Direction - Note each line of the listing that contains the string "ECMWF", and copy it.

☆ ☆ ☆ ☆ ☆

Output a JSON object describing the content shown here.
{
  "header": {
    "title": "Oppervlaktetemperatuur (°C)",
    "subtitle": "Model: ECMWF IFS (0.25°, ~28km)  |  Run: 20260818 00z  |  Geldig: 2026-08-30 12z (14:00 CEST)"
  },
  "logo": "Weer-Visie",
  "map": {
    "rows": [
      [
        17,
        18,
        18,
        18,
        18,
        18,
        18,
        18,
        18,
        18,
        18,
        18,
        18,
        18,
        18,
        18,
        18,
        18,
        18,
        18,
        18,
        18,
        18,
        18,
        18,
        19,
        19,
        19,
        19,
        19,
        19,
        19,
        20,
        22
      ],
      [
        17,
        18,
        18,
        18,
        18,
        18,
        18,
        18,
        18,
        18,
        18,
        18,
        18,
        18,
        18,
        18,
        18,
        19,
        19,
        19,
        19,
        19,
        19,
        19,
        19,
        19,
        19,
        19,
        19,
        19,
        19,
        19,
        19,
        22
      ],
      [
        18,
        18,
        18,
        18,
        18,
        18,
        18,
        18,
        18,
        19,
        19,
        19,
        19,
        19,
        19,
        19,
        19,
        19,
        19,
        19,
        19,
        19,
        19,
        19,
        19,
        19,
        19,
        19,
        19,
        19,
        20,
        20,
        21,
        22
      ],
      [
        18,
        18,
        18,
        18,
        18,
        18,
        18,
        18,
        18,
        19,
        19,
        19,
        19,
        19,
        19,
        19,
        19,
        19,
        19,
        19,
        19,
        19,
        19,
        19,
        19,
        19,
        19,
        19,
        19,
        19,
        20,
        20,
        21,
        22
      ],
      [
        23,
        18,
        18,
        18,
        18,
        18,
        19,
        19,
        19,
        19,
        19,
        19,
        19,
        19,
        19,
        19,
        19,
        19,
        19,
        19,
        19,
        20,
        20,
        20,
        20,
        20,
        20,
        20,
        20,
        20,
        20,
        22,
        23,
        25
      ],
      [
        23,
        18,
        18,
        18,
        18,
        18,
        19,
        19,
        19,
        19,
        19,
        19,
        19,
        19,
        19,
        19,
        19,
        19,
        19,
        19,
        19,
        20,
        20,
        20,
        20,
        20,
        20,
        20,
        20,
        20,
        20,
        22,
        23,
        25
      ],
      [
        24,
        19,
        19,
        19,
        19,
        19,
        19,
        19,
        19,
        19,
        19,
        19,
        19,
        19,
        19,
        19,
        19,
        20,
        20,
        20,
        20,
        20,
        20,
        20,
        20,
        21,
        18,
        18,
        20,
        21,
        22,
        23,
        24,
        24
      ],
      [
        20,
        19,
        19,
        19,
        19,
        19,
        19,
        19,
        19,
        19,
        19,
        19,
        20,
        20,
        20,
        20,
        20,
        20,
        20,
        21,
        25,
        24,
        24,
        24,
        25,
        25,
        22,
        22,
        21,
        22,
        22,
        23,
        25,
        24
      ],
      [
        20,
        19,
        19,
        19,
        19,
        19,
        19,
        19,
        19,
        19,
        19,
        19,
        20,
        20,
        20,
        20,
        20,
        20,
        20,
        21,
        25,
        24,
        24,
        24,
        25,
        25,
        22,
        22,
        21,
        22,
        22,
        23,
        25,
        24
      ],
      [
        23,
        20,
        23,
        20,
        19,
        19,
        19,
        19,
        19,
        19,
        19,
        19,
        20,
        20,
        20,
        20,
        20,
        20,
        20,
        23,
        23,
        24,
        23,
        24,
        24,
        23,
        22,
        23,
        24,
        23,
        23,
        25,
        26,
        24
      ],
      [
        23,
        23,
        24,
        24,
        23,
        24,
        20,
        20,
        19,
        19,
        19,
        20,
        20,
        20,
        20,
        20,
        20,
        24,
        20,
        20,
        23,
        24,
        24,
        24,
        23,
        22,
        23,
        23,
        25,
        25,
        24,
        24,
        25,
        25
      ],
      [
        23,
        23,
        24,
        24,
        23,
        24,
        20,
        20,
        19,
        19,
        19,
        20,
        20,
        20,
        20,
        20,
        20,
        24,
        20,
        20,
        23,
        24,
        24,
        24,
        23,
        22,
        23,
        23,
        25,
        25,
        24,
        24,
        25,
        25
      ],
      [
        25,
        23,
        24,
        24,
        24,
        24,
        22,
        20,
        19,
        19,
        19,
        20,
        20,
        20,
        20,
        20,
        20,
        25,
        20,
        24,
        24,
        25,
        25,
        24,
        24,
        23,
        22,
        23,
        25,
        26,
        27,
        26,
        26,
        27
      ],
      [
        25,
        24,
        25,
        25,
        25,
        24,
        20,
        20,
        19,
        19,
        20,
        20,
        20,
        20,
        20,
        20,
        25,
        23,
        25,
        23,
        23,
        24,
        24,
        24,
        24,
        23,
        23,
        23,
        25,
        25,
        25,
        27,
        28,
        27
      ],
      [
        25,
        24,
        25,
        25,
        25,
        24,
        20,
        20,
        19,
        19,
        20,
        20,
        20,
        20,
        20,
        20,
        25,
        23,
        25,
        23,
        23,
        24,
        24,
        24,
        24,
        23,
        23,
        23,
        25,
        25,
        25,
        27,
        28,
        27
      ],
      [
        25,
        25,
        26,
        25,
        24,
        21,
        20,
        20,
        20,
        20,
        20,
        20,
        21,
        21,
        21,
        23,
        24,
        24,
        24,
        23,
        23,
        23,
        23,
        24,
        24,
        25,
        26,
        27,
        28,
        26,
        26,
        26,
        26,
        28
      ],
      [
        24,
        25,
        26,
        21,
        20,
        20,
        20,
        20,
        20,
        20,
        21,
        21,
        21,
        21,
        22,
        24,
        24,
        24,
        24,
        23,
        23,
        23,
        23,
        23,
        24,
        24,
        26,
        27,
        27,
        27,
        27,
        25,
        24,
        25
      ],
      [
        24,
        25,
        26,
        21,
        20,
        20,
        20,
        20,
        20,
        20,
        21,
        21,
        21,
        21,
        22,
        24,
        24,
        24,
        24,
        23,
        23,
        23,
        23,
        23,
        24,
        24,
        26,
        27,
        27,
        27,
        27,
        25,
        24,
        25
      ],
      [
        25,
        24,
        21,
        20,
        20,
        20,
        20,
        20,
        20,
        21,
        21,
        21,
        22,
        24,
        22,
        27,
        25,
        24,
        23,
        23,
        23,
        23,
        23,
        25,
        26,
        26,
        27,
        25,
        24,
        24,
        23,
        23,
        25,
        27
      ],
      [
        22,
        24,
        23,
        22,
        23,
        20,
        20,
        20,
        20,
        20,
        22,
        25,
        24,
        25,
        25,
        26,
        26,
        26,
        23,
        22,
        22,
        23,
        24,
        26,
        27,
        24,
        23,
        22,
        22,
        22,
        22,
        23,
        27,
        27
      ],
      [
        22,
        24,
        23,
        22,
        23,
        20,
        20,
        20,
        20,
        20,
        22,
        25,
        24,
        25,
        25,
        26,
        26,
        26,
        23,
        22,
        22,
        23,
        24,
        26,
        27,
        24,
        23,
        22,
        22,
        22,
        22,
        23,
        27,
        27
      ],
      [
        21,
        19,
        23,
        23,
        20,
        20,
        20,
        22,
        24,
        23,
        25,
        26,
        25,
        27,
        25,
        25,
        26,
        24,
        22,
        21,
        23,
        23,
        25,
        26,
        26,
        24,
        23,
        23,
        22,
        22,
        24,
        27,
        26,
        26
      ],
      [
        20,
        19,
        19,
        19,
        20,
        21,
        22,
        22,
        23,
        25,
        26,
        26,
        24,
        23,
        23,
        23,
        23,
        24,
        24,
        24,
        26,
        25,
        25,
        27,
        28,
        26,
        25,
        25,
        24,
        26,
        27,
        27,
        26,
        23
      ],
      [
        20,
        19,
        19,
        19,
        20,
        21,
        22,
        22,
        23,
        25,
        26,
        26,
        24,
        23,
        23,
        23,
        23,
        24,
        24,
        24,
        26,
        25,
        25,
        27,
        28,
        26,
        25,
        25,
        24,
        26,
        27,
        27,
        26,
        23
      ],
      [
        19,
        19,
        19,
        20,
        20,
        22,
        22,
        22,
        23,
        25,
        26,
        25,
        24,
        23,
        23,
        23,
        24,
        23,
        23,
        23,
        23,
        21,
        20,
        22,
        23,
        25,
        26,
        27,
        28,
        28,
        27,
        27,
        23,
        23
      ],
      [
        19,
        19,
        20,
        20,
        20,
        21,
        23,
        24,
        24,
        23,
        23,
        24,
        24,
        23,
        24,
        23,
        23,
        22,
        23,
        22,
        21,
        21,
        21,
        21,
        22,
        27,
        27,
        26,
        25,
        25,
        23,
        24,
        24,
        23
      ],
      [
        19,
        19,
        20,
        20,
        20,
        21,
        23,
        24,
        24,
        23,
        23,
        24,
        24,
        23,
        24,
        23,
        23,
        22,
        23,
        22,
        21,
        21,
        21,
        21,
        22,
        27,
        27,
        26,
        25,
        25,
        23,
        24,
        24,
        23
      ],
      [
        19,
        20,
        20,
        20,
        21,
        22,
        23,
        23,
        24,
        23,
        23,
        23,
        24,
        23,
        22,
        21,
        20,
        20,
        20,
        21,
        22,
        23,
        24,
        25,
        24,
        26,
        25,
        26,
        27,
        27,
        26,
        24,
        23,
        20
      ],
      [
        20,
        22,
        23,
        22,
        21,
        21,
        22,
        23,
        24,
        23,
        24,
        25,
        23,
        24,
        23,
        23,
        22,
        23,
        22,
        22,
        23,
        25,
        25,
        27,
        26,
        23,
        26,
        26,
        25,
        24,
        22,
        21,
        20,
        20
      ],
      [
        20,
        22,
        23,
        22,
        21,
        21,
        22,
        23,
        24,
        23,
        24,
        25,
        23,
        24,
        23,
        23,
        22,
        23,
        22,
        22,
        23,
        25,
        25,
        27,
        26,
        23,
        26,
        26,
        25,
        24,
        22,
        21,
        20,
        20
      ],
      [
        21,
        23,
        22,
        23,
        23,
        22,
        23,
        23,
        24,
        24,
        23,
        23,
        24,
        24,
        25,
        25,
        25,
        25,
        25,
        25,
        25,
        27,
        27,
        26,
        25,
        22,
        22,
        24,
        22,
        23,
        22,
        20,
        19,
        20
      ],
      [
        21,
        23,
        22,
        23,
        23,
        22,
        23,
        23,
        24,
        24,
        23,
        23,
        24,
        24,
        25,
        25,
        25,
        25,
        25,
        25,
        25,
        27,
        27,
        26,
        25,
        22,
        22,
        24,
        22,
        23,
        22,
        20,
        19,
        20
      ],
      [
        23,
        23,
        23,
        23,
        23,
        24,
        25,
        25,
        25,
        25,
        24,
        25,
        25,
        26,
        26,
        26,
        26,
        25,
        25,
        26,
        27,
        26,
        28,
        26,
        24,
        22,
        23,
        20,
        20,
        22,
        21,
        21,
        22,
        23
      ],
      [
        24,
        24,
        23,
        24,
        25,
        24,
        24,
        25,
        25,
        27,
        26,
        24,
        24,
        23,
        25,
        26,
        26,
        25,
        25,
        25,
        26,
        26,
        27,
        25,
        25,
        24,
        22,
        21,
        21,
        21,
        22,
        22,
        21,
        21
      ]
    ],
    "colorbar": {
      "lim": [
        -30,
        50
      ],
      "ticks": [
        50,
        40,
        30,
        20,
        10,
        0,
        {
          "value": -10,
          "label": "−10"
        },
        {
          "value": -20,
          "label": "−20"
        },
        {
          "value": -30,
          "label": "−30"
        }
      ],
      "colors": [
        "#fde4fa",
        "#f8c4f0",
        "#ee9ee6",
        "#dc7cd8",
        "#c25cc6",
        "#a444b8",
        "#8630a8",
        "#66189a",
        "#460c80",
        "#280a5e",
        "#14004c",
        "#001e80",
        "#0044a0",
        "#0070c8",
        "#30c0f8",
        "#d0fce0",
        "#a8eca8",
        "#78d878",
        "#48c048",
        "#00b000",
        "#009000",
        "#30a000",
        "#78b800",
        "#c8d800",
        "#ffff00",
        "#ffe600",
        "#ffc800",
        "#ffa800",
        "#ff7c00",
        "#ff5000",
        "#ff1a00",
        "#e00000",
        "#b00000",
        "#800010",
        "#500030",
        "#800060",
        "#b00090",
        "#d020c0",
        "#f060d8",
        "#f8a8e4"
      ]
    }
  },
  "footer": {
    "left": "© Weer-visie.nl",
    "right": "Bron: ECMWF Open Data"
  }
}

☆ ☆ ☆ ☆ ☆

Output -
    "subtitle": "Model: ECMWF IFS (0.25°, ~28km)  |  Run: 20260818 00z  |  Geldig: 2026-08-30 12z (14:00 CEST)"
    "right": "Bron: ECMWF Open Data"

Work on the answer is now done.